Go through the entries below and pick out every line with "συμπεριλαμβανομένης".

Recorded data
--
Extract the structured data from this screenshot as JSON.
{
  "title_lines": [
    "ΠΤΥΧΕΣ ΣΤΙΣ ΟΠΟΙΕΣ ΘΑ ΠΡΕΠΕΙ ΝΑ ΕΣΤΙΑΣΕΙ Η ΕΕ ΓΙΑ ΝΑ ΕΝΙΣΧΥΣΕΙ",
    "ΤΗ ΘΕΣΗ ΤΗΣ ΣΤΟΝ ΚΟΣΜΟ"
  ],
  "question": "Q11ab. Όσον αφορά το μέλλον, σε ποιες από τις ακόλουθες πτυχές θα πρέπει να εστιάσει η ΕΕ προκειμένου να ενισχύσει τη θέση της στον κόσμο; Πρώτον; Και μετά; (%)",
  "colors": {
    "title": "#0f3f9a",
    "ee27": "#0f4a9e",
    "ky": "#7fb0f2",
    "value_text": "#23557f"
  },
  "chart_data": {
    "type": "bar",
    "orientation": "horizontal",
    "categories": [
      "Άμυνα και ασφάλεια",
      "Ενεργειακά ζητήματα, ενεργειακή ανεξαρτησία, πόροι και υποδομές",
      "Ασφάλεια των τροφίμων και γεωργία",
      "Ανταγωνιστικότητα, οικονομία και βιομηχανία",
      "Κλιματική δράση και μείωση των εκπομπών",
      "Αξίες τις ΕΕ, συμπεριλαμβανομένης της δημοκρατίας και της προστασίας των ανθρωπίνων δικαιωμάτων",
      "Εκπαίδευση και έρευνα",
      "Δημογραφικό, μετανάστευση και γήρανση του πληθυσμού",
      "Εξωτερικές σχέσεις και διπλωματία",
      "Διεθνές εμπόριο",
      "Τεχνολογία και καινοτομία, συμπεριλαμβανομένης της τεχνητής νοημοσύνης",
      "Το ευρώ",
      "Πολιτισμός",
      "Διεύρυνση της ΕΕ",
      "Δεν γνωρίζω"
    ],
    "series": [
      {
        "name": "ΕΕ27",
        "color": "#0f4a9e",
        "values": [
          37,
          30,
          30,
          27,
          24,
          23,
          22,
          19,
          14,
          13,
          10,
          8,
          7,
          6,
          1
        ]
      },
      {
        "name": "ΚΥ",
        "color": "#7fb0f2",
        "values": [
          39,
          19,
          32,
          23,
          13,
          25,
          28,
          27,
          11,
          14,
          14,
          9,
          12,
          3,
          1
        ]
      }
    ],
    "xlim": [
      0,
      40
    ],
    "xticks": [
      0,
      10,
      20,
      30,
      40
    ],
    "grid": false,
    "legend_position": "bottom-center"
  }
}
--
▶ _PROBLEM SOLUTION_
      "Αξίες τις ΕΕ, συμπεριλαμβανομένης της δημοκρατίας και της προστασίας των ανθρωπίνων δικαιωμάτων",
      "Τεχνολογία και καινοτομία, συμπεριλαμβανομένης της τεχνητής νοημοσύνης",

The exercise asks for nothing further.